● **YOUR OBJECTIVE**:
Within the data below, state how many lines contain the string "title". Provide the number only.

- - - - - - -

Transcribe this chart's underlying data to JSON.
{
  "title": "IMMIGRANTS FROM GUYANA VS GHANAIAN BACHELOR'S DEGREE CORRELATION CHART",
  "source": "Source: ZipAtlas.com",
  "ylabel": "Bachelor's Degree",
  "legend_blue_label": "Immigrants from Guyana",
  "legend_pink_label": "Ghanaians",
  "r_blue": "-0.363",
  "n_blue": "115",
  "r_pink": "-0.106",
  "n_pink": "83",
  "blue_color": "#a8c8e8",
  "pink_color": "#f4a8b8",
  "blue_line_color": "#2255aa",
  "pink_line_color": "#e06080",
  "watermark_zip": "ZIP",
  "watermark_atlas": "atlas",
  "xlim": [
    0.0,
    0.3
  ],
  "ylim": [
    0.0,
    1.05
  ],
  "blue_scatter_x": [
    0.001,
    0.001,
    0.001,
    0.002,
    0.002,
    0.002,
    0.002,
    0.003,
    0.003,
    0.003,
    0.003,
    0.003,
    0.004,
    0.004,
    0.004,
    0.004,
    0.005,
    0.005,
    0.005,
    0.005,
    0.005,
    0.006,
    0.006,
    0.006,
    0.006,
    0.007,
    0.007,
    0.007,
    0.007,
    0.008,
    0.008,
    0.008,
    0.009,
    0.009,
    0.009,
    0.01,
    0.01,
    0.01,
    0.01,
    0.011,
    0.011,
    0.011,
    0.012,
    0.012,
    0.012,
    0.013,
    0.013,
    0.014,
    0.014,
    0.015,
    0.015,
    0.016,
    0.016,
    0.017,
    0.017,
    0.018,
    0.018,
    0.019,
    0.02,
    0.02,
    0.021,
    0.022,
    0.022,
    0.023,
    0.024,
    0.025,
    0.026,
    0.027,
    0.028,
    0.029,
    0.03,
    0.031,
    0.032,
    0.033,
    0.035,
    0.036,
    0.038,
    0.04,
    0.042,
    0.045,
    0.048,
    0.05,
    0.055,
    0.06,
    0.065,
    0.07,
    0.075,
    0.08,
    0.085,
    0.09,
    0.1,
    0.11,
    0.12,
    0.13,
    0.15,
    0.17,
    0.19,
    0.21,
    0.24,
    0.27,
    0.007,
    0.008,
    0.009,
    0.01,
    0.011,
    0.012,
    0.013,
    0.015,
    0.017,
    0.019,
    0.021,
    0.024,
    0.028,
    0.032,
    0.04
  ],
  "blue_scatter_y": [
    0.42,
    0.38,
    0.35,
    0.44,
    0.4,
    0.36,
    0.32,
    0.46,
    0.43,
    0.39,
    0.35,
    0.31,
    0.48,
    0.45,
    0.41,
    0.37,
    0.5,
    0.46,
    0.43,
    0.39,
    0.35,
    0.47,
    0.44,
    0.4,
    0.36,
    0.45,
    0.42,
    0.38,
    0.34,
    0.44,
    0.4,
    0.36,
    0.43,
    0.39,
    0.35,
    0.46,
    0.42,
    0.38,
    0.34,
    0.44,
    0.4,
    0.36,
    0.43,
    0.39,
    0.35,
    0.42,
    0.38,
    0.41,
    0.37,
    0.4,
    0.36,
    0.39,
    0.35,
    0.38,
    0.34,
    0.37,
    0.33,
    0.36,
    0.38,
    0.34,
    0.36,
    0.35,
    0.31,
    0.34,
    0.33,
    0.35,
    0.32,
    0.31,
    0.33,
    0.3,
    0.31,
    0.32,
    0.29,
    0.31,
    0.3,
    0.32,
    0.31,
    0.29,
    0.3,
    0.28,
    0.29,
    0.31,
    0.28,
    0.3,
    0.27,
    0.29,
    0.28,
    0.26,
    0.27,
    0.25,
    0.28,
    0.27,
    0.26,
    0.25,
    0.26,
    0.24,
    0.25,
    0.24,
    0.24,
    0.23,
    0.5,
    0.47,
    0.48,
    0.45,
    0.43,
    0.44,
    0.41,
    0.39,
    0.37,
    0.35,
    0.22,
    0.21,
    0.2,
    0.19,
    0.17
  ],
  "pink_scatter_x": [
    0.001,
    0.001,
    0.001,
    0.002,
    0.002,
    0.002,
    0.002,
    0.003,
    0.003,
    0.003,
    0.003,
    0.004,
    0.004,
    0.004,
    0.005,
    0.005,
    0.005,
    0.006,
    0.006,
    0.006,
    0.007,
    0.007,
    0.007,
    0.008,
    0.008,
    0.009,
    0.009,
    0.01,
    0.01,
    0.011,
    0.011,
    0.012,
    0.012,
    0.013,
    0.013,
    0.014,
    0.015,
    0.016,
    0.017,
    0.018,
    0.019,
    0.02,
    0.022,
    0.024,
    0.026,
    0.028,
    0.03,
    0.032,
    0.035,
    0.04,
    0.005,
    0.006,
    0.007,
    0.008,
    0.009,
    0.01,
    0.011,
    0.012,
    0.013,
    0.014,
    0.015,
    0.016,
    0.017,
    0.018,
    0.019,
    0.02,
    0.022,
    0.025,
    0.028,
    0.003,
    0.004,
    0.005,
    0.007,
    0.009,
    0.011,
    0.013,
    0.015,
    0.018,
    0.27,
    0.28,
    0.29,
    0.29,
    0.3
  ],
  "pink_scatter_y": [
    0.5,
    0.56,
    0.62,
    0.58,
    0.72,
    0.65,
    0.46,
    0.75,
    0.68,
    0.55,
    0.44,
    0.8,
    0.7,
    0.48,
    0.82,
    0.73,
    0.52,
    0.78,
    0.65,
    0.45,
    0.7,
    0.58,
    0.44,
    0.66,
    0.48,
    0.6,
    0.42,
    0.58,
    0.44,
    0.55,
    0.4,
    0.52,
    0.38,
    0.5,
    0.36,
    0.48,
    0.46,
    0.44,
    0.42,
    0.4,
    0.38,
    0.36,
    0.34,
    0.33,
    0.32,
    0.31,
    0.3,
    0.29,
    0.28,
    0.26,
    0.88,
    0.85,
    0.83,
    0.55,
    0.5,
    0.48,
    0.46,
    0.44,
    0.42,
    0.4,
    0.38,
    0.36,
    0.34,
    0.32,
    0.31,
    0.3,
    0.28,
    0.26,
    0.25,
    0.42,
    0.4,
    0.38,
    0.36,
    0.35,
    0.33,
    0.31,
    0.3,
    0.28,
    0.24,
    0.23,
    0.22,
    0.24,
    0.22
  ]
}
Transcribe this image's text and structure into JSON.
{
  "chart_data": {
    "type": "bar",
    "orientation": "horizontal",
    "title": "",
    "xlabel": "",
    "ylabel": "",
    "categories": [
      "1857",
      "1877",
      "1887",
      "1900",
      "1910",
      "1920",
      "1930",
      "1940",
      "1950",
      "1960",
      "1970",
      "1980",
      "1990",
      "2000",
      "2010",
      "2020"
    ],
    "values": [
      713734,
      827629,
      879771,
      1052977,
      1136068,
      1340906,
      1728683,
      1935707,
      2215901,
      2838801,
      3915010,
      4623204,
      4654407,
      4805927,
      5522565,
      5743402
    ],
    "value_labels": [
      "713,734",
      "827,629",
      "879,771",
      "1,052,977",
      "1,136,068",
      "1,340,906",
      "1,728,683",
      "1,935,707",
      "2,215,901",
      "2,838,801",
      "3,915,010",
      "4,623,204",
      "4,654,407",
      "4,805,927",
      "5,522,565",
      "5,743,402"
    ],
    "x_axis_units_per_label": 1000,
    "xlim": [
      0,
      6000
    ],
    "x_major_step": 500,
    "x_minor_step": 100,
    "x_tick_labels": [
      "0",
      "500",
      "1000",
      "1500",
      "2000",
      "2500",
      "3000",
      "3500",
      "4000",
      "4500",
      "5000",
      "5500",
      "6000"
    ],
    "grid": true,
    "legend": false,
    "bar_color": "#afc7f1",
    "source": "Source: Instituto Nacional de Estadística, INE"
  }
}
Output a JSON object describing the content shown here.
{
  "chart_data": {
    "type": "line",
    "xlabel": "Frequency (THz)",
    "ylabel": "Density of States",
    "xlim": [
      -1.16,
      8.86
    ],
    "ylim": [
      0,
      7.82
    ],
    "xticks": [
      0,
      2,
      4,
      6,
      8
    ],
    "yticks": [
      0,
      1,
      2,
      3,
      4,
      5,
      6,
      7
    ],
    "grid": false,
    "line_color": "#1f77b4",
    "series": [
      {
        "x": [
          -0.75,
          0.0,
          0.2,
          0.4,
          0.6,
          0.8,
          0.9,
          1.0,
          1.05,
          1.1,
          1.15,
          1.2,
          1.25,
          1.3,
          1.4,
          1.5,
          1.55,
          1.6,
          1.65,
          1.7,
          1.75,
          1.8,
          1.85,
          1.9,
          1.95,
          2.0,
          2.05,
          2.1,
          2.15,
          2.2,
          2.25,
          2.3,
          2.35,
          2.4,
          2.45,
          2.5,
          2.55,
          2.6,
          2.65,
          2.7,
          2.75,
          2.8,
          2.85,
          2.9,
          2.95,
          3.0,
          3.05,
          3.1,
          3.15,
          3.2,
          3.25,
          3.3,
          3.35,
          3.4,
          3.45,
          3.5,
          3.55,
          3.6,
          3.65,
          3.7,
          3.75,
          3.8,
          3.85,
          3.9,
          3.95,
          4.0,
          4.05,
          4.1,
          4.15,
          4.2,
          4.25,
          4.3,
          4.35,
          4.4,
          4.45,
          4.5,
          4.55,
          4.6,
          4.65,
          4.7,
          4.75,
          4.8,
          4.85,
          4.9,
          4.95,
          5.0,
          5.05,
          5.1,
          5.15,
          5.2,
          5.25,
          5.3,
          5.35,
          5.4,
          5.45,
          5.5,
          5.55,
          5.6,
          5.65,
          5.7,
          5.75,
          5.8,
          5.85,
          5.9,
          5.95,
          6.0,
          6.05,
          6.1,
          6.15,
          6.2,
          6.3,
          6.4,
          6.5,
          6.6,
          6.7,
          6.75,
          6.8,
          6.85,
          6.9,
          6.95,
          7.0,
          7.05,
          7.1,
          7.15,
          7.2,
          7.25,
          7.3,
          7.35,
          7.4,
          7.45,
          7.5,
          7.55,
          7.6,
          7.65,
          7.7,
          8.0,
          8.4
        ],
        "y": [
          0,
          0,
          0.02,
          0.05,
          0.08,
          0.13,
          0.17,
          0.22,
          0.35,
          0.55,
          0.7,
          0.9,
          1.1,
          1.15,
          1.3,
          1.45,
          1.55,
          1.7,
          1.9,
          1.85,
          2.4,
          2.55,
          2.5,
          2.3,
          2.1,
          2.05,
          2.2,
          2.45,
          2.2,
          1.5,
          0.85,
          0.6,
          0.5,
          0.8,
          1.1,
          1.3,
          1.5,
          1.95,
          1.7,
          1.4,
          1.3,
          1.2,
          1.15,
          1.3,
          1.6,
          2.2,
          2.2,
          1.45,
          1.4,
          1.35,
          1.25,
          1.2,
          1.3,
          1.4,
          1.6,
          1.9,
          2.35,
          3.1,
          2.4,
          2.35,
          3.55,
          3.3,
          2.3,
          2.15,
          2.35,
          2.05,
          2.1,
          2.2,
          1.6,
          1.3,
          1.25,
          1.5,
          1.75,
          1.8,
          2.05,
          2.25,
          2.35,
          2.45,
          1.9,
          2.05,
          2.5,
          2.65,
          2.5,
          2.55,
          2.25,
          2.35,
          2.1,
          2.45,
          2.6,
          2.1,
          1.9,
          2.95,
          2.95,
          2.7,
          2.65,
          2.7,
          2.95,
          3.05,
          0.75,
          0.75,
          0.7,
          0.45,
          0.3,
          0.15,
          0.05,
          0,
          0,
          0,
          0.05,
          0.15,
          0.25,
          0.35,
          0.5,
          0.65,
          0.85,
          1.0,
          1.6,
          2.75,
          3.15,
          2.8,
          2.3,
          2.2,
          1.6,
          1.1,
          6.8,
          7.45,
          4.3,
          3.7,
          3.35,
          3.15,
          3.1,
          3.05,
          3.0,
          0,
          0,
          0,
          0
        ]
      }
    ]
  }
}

- - - - - - -

● **SOLUTION TO THE PROBLEM**:
2